[What you will do]
Below is a block of records. Copy every line in it that contains the word "Manufacture".

[Material shown]

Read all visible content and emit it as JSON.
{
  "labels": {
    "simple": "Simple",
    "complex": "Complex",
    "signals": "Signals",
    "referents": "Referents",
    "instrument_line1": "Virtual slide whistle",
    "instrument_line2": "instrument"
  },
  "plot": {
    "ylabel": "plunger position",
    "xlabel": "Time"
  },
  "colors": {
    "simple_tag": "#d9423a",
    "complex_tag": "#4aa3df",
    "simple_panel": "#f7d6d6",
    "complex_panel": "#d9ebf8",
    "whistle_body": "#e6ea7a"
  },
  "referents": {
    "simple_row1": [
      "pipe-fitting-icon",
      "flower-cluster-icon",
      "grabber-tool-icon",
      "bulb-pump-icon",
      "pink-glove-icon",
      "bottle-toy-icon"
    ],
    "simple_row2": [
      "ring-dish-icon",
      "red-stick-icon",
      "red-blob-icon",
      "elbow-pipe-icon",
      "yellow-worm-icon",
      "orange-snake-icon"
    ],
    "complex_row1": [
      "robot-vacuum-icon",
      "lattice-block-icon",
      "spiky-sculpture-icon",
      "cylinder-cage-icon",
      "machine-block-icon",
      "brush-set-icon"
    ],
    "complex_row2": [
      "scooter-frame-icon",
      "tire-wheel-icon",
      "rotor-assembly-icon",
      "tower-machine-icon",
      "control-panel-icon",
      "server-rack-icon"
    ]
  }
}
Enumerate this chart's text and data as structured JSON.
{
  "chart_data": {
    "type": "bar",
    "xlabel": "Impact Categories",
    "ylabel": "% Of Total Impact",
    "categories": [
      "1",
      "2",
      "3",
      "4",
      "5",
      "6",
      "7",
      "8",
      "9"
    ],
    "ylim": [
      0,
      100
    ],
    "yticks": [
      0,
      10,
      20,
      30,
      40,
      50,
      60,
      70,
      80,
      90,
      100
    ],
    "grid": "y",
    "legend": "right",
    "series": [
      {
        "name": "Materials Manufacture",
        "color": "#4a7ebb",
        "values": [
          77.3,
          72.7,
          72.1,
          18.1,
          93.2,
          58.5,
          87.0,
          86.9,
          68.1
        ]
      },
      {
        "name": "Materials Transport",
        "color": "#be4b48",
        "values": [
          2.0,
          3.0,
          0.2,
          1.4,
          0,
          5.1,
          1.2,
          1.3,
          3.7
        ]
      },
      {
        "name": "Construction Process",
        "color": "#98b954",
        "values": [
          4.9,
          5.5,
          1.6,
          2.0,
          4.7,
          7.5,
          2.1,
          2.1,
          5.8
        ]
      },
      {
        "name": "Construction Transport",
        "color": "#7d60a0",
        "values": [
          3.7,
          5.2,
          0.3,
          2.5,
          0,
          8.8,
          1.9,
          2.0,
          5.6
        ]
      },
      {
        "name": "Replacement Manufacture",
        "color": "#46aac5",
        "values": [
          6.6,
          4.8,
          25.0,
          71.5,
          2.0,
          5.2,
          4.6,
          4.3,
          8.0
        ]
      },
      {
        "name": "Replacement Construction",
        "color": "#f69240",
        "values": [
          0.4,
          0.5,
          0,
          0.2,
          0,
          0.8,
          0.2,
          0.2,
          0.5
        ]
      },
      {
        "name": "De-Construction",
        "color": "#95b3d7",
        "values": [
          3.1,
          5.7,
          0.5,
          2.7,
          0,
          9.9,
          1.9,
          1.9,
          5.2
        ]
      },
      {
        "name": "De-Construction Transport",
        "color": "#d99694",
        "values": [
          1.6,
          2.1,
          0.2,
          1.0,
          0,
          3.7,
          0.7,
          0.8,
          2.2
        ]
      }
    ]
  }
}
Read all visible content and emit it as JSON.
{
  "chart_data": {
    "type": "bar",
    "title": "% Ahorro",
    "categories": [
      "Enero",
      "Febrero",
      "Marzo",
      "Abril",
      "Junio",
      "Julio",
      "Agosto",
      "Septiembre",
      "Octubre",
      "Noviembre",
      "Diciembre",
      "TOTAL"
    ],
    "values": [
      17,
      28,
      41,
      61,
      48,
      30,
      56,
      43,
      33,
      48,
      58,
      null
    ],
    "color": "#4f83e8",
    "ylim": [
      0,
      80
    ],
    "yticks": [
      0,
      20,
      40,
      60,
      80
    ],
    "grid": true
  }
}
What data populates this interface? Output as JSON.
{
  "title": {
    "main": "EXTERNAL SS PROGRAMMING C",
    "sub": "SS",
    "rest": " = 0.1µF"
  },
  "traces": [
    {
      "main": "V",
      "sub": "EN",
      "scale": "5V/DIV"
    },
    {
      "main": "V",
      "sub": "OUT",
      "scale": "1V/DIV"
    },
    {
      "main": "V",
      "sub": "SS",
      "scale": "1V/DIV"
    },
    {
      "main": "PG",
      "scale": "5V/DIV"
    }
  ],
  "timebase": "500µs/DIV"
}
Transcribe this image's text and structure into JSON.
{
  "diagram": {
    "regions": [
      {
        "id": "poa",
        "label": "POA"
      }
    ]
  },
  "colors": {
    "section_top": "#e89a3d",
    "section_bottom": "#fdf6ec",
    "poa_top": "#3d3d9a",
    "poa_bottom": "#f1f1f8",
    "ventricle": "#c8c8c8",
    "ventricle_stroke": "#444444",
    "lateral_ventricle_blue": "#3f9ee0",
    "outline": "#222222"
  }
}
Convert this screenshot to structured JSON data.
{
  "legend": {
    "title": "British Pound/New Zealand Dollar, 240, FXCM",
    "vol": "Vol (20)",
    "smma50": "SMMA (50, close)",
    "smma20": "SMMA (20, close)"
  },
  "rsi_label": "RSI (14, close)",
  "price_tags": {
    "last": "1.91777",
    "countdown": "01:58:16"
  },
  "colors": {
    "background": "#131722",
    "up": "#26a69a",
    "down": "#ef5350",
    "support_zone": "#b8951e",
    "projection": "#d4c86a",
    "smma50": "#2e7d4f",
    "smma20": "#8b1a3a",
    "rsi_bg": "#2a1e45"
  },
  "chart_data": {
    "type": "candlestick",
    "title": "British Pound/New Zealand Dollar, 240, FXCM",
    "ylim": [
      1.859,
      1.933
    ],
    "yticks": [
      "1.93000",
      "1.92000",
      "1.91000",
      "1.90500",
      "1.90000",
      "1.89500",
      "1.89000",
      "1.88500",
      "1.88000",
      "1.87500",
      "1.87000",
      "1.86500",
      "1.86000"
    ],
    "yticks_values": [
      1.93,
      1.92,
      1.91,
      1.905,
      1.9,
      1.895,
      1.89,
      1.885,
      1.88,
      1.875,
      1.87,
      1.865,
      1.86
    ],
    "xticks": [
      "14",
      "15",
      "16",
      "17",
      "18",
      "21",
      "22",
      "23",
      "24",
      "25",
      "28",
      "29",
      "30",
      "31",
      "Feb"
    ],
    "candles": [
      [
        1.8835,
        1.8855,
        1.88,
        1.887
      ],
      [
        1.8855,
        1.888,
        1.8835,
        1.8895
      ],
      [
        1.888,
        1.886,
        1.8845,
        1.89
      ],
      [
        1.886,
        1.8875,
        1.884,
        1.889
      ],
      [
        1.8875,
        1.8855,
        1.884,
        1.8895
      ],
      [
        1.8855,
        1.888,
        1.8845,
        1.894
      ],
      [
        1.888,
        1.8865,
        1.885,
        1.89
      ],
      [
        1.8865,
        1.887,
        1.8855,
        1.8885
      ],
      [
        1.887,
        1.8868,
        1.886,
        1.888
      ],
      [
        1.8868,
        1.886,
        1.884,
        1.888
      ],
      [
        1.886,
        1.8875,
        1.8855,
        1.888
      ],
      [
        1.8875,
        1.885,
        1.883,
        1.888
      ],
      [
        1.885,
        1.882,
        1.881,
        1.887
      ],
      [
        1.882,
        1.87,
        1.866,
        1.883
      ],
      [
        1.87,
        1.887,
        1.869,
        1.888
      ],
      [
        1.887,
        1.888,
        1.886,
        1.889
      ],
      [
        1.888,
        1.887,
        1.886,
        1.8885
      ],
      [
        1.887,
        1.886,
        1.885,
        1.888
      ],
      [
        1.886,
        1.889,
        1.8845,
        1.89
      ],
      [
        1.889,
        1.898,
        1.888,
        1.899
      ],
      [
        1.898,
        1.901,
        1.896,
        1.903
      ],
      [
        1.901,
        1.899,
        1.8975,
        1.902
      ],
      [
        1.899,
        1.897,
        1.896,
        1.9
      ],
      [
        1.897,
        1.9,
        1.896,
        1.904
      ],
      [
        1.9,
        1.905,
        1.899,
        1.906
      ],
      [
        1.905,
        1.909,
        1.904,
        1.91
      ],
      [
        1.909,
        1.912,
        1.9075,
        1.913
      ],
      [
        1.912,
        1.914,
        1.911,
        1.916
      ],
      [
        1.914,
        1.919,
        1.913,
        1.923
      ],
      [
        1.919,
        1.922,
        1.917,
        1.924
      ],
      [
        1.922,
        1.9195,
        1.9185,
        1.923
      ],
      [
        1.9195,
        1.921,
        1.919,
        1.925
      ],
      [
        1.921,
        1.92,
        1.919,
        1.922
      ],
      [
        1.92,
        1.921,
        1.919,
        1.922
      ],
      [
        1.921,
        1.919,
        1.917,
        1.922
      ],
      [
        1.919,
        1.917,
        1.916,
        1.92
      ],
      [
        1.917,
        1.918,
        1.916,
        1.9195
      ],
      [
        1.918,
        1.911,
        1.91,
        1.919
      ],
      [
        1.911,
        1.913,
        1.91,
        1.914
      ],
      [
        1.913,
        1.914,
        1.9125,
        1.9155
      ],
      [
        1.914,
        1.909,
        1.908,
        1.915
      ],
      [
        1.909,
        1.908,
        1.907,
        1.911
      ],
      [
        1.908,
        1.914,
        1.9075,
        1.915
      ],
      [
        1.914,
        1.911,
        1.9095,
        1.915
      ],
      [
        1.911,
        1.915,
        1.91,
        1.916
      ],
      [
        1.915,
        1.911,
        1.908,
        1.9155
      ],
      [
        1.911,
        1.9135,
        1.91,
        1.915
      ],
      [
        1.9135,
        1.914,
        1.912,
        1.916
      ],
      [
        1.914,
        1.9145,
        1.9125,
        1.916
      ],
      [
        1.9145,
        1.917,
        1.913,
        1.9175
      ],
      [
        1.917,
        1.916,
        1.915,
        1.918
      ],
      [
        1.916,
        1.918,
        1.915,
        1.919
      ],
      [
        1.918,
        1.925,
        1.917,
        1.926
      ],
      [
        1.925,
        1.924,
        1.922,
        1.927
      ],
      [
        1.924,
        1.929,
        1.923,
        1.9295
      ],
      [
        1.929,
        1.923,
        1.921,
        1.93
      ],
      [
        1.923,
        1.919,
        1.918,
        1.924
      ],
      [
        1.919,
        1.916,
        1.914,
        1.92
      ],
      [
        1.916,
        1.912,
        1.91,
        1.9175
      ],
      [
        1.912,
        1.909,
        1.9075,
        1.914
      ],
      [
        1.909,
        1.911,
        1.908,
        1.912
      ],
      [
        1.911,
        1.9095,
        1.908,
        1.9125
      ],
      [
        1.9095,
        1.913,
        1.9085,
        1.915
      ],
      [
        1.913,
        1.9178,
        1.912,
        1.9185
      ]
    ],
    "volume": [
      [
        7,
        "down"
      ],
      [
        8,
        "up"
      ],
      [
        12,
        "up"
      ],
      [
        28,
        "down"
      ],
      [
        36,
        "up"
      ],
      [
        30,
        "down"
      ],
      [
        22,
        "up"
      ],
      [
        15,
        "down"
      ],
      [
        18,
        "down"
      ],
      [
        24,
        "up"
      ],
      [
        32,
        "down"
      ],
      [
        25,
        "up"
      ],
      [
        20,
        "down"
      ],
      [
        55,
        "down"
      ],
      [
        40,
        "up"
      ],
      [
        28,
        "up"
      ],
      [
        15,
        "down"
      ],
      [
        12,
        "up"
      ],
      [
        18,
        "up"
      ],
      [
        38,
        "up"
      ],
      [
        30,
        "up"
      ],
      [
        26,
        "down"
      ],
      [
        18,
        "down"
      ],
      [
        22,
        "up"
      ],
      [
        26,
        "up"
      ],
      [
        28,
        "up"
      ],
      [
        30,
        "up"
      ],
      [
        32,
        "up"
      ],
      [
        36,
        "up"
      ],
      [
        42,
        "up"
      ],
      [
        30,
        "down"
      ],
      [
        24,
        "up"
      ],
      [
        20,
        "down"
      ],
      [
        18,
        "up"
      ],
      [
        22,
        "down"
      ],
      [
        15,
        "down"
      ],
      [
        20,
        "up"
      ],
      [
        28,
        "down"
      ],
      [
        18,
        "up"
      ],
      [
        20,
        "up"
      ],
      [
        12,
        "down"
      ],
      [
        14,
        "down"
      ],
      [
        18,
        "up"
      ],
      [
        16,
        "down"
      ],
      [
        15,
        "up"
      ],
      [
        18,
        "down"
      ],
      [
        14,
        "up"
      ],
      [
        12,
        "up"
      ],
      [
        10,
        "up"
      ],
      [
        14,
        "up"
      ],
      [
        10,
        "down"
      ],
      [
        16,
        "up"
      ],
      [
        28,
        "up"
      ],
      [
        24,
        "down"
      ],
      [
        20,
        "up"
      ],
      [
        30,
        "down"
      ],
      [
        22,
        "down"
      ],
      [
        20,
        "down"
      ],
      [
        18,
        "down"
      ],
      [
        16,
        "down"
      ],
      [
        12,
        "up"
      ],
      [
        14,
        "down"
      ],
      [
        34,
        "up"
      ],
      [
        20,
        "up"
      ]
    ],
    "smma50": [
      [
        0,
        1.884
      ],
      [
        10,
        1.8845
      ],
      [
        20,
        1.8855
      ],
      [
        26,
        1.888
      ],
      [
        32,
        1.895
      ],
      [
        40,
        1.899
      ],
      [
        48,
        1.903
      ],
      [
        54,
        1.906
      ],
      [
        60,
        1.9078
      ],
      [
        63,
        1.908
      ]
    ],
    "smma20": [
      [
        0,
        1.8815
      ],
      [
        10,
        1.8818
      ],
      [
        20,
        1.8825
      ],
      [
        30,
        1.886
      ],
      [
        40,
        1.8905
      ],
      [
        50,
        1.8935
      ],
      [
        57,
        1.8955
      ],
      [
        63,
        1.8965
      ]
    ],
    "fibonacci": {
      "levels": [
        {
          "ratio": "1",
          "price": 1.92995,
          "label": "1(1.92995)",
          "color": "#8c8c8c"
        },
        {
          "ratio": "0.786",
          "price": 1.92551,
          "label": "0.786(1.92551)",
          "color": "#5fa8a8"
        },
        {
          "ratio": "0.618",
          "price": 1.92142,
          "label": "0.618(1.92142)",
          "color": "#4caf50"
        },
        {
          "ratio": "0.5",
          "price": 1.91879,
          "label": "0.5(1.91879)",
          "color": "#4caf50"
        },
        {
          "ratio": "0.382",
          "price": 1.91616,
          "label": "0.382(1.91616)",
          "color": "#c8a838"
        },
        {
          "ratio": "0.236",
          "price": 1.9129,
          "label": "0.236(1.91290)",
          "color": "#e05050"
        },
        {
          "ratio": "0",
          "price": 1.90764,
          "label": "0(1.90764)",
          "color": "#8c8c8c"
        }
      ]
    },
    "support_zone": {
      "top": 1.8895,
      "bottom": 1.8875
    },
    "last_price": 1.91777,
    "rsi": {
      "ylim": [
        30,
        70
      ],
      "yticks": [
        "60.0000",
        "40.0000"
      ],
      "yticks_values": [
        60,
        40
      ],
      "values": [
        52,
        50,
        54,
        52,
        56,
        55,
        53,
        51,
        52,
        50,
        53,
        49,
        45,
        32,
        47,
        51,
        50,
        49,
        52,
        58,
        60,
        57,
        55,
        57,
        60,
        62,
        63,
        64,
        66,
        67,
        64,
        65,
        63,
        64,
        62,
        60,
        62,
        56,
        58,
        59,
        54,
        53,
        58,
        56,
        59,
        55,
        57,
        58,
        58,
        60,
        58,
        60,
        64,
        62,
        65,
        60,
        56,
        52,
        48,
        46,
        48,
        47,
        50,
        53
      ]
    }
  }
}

[Response below]
        "name": "Materials Manufacture",
        "name": "Replacement Manufacture",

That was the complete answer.